→ DIRECTIONS FOR THIS TASK
Copy every line of the material below, changing nothing.

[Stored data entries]
/---

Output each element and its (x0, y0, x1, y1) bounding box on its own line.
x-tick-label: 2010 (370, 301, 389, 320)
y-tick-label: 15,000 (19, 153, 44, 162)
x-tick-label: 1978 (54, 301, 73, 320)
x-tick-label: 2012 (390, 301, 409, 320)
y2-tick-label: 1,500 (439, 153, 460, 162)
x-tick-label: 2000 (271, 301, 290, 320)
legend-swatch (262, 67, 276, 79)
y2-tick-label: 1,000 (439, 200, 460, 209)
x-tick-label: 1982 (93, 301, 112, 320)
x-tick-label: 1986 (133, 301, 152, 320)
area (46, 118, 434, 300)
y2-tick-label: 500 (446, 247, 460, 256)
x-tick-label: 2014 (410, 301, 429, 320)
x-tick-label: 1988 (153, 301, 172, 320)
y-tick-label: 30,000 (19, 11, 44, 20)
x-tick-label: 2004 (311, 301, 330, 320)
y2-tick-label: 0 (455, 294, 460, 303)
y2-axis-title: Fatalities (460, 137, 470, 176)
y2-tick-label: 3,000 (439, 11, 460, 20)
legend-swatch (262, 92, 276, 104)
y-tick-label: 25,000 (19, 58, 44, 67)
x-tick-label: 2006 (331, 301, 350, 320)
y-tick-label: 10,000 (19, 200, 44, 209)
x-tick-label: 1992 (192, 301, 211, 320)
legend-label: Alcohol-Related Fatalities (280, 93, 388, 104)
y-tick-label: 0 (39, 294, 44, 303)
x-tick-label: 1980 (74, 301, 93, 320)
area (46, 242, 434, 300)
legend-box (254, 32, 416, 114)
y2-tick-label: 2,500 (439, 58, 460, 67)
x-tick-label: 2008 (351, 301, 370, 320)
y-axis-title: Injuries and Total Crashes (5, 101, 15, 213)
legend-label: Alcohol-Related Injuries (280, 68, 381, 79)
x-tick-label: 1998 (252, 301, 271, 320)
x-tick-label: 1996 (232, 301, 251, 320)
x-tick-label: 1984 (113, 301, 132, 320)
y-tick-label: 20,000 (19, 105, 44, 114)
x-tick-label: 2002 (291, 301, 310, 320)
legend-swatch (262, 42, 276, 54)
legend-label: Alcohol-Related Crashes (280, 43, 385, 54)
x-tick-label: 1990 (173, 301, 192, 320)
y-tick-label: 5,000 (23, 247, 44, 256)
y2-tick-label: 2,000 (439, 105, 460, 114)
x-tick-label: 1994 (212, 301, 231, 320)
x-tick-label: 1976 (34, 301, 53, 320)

\---

→ TASK SOLUTION
Output each element and its (x0, y0, x1, y1) bounding box on its own line.
x-tick-label: 2010 (370, 301, 389, 320)
y-tick-label: 15,000 (19, 153, 44, 162)
x-tick-label: 1978 (54, 301, 73, 320)
x-tick-label: 2012 (390, 301, 409, 320)
y2-tick-label: 1,500 (439, 153, 460, 162)
x-tick-label: 2000 (271, 301, 290, 320)
legend-swatch (262, 67, 276, 79)
y2-tick-label: 1,000 (439, 200, 460, 209)
x-tick-label: 1982 (93, 301, 112, 320)
x-tick-label: 1986 (133, 301, 152, 320)
area (46, 118, 434, 300)
y2-tick-label: 500 (446, 247, 460, 256)
x-tick-label: 2014 (410, 301, 429, 320)
x-tick-label: 1988 (153, 301, 172, 320)
y-tick-label: 30,000 (19, 11, 44, 20)
x-tick-label: 2004 (311, 301, 330, 320)
y2-tick-label: 0 (455, 294, 460, 303)
y2-axis-title: Fatalities (460, 137, 470, 176)
y2-tick-label: 3,000 (439, 11, 460, 20)
legend-swatch (262, 92, 276, 104)
y-tick-label: 25,000 (19, 58, 44, 67)
x-tick-label: 2006 (331, 301, 350, 320)
y-tick-label: 10,000 (19, 200, 44, 209)
x-tick-label: 1992 (192, 301, 211, 320)
legend-label: Alcohol-Related Fatalities (280, 93, 388, 104)
y-tick-label: 0 (39, 294, 44, 303)
x-tick-label: 1980 (74, 301, 93, 320)
area (46, 242, 434, 300)
legend-box (254, 32, 416, 114)
y2-tick-label: 2,500 (439, 58, 460, 67)
x-tick-label: 2008 (351, 301, 370, 320)
y-axis-title: Injuries and Total Crashes (5, 101, 15, 213)
legend-label: Alcohol-Related Injuries (280, 68, 381, 79)
x-tick-label: 1998 (252, 301, 271, 320)
x-tick-label: 1996 (232, 301, 251, 320)
x-tick-label: 1984 (113, 301, 132, 320)
y-tick-label: 20,000 (19, 105, 44, 114)
x-tick-label: 2002 (291, 301, 310, 320)
legend-swatch (262, 42, 276, 54)
legend-label: Alcohol-Related Crashes (280, 43, 385, 54)
x-tick-label: 1990 (173, 301, 192, 320)
y-tick-label: 5,000 (23, 247, 44, 256)
y2-tick-label: 2,000 (439, 105, 460, 114)
x-tick-label: 1994 (212, 301, 231, 320)
x-tick-label: 1976 (34, 301, 53, 320)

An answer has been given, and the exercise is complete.